* _SOURCE DATA_
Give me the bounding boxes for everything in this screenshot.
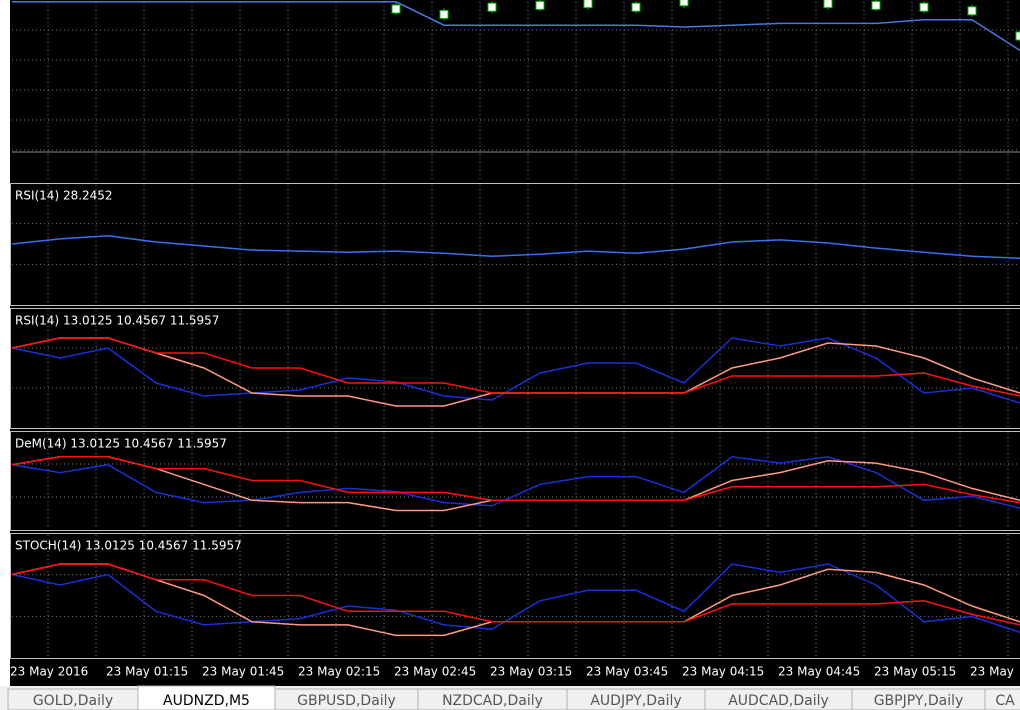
---
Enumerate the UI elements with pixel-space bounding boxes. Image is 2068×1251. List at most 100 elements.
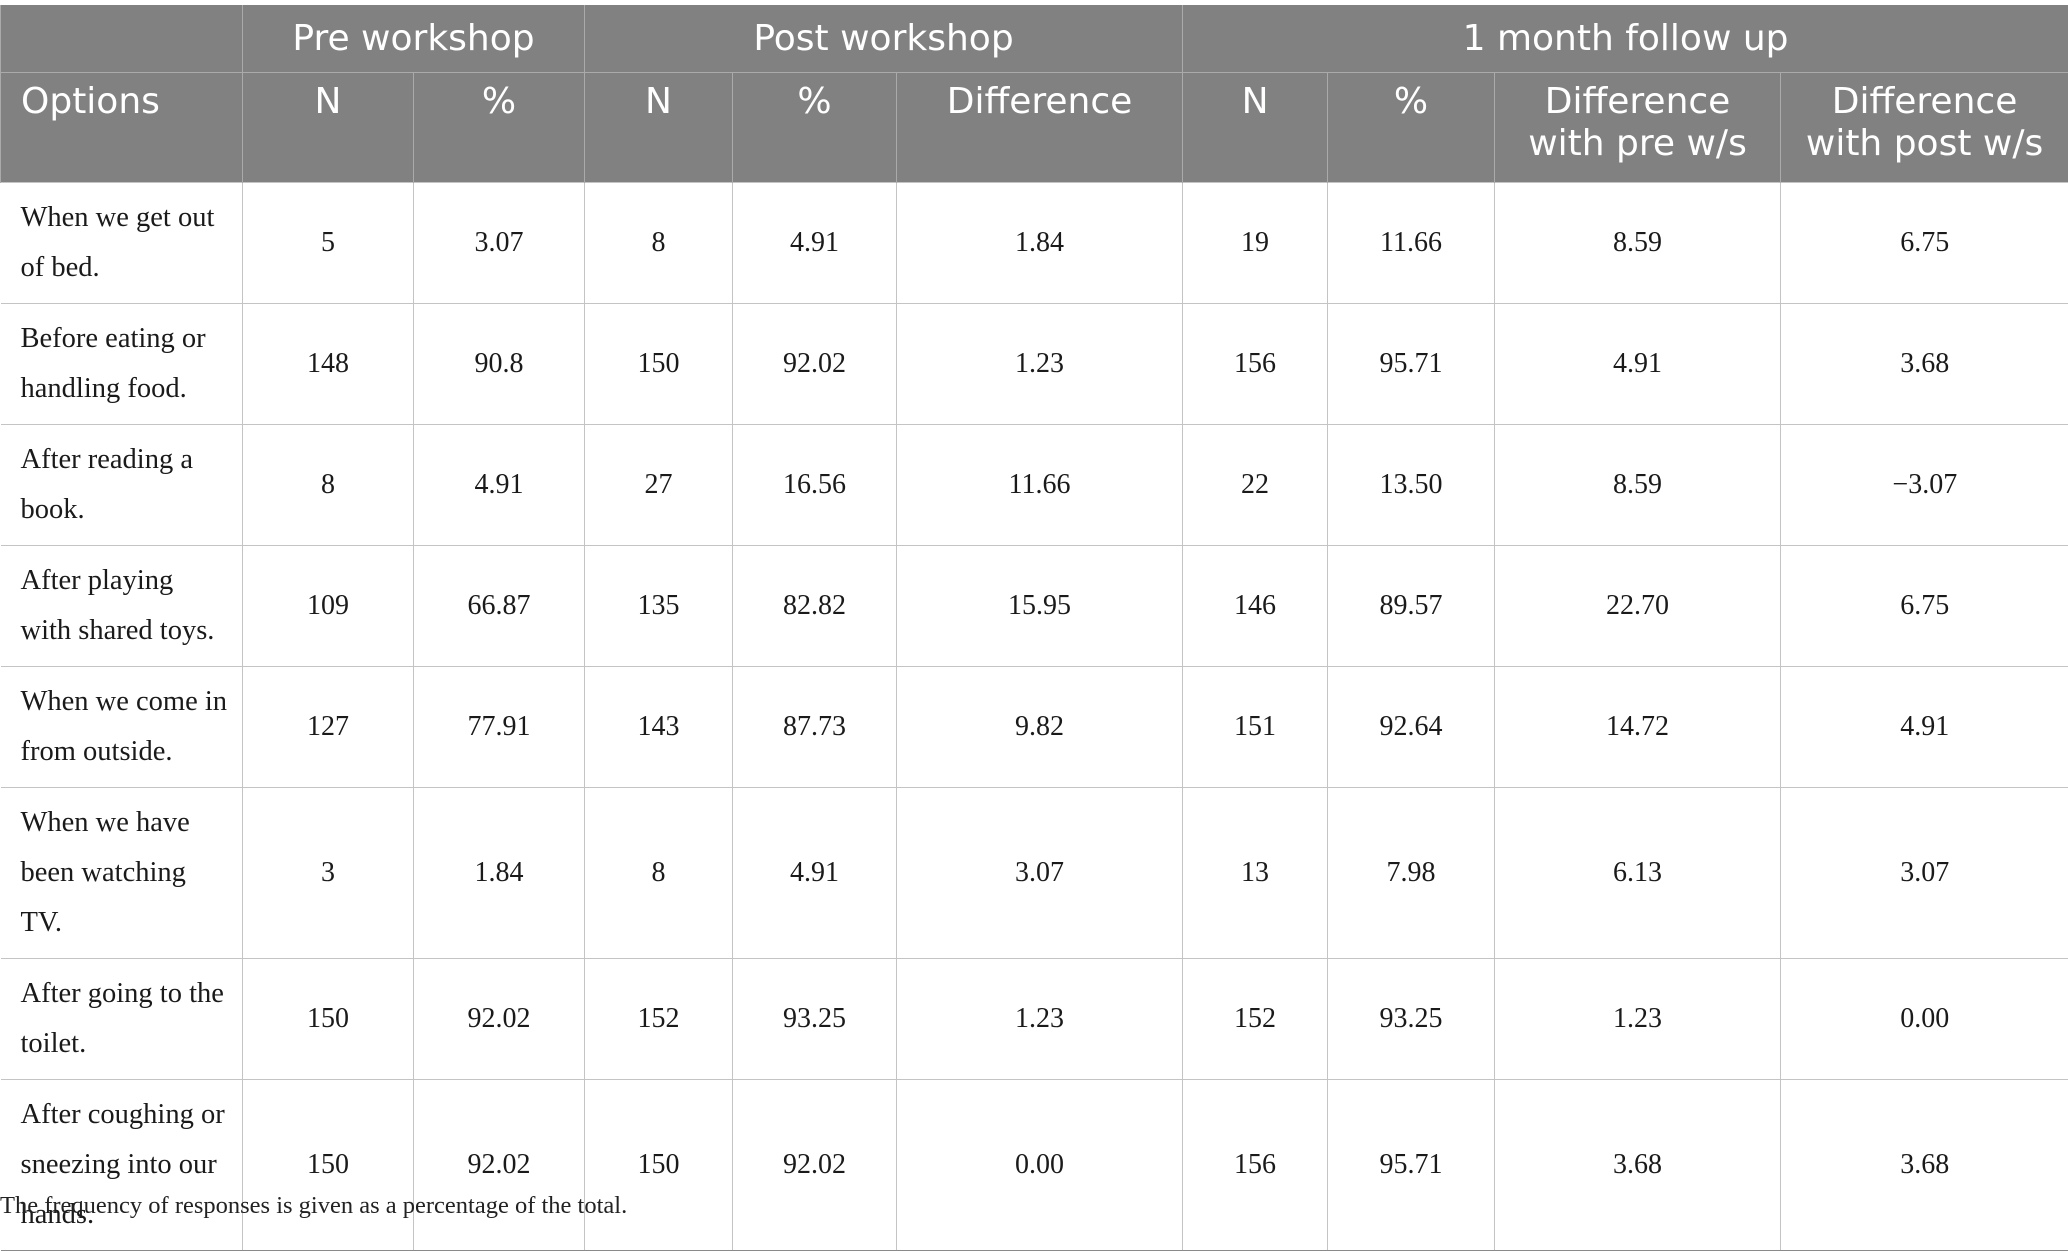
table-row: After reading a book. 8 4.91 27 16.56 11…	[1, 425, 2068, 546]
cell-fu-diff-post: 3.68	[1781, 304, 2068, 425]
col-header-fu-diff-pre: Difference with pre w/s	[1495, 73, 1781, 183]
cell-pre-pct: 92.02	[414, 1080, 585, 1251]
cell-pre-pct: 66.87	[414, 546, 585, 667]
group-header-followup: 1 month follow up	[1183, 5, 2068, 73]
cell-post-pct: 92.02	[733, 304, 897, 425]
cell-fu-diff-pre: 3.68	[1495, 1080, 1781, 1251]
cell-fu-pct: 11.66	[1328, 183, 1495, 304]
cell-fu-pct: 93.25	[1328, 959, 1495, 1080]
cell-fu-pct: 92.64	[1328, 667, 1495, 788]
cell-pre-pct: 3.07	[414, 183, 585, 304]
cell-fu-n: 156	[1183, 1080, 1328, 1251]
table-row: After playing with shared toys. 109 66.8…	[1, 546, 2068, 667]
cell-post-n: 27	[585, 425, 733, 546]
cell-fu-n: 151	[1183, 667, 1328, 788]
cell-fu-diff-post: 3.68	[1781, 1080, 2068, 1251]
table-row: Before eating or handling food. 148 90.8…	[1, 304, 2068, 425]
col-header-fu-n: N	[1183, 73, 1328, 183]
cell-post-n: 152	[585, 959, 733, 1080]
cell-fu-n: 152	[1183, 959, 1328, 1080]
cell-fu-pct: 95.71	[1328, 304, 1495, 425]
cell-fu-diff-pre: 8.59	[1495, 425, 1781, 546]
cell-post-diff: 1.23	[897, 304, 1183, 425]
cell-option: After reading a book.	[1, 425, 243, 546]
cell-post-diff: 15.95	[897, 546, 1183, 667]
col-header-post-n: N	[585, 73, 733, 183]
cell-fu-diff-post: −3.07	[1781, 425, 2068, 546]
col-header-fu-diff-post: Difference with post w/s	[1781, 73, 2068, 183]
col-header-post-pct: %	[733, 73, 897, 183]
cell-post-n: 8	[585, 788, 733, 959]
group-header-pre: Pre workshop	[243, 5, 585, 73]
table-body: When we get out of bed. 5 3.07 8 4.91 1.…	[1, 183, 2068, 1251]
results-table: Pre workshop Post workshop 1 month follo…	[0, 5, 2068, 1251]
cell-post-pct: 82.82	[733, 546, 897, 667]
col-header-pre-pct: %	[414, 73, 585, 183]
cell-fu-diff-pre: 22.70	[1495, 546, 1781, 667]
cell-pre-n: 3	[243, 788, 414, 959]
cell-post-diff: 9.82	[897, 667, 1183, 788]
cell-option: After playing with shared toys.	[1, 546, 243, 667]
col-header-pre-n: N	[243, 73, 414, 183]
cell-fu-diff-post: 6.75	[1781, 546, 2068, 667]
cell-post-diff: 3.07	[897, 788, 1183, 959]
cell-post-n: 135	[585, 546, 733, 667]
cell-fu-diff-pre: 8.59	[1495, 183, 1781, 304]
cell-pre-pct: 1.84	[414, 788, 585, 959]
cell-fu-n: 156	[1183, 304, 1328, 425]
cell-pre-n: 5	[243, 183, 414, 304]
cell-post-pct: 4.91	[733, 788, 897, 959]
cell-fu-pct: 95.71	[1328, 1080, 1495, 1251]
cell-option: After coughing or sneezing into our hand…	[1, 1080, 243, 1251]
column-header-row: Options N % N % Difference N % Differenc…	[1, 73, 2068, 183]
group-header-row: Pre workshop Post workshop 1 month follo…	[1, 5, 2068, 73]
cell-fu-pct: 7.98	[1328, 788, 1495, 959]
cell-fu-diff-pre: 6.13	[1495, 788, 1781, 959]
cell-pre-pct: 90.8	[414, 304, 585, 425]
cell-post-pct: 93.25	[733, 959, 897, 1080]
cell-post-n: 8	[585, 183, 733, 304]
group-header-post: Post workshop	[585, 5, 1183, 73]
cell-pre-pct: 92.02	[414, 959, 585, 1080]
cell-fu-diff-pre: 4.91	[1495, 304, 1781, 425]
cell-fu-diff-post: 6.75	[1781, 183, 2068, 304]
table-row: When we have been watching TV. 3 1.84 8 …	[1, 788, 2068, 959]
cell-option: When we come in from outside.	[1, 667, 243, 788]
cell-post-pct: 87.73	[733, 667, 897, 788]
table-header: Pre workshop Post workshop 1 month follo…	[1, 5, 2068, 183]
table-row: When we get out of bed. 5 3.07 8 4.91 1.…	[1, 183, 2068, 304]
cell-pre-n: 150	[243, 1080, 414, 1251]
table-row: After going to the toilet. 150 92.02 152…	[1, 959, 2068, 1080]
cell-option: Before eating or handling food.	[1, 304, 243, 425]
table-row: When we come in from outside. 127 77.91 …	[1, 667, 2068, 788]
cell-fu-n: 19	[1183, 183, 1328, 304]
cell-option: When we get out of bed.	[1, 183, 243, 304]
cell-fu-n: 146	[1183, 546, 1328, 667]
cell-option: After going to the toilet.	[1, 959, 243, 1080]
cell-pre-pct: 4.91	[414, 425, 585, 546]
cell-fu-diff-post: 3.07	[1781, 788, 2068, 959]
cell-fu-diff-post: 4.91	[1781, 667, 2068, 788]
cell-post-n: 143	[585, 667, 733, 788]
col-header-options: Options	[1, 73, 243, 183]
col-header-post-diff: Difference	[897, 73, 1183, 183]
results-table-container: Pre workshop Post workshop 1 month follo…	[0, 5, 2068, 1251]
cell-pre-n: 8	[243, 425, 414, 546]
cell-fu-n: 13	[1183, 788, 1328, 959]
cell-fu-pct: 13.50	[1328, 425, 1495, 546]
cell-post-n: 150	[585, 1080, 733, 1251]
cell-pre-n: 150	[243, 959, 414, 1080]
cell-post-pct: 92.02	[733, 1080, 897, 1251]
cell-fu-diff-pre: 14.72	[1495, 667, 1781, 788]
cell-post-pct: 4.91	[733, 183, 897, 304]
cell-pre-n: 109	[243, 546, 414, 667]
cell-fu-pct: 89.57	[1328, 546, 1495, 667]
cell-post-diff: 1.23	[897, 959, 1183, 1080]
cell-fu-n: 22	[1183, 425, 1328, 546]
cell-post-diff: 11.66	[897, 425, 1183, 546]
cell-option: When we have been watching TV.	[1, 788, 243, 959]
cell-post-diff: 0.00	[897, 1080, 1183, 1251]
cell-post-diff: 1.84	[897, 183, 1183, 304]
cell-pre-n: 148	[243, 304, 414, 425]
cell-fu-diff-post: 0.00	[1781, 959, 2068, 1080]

* _YOUR GOAL_
Rewrite the part of the rows that opens with the line containing "Enumerate the UI" and closes with the line containing "304, 1495, 425]", changing "cell-fu-pct" to "cell-followup-pct" and keeping everything else the same. Leave the pictures out of your answer.

* _RESULT FOR THIS EXERCISE_
Enumerate the UI elements with pixel-space bounding boxes. Image is 2068×1251. List at most 100 elements.
table-row: After reading a book. 8 4.91 27 16.56 11…	[1, 425, 2068, 546]
cell-fu-diff-post: 3.68	[1781, 304, 2068, 425]
col-header-fu-diff-pre: Difference with pre w/s	[1495, 73, 1781, 183]
cell-pre-pct: 92.02	[414, 1080, 585, 1251]
cell-pre-pct: 66.87	[414, 546, 585, 667]
group-header-followup: 1 month follow up	[1183, 5, 2068, 73]
cell-post-pct: 92.02	[733, 304, 897, 425]
cell-fu-diff-pre: 3.68	[1495, 1080, 1781, 1251]
cell-followup-pct: 11.66	[1328, 183, 1495, 304]
cell-followup-pct: 93.25	[1328, 959, 1495, 1080]
cell-followup-pct: 92.64	[1328, 667, 1495, 788]
cell-pre-pct: 3.07	[414, 183, 585, 304]
cell-fu-n: 156	[1183, 1080, 1328, 1251]
table-row: After playing with shared toys. 109 66.8…	[1, 546, 2068, 667]
cell-post-n: 27	[585, 425, 733, 546]
cell-fu-n: 151	[1183, 667, 1328, 788]
cell-fu-diff-post: 3.68	[1781, 1080, 2068, 1251]
table-row: Before eating or handling food. 148 90.8…	[1, 304, 2068, 425]
col-header-fu-n: N	[1183, 73, 1328, 183]
cell-post-n: 152	[585, 959, 733, 1080]
cell-fu-n: 152	[1183, 959, 1328, 1080]
cell-followup-pct: 95.71	[1328, 304, 1495, 425]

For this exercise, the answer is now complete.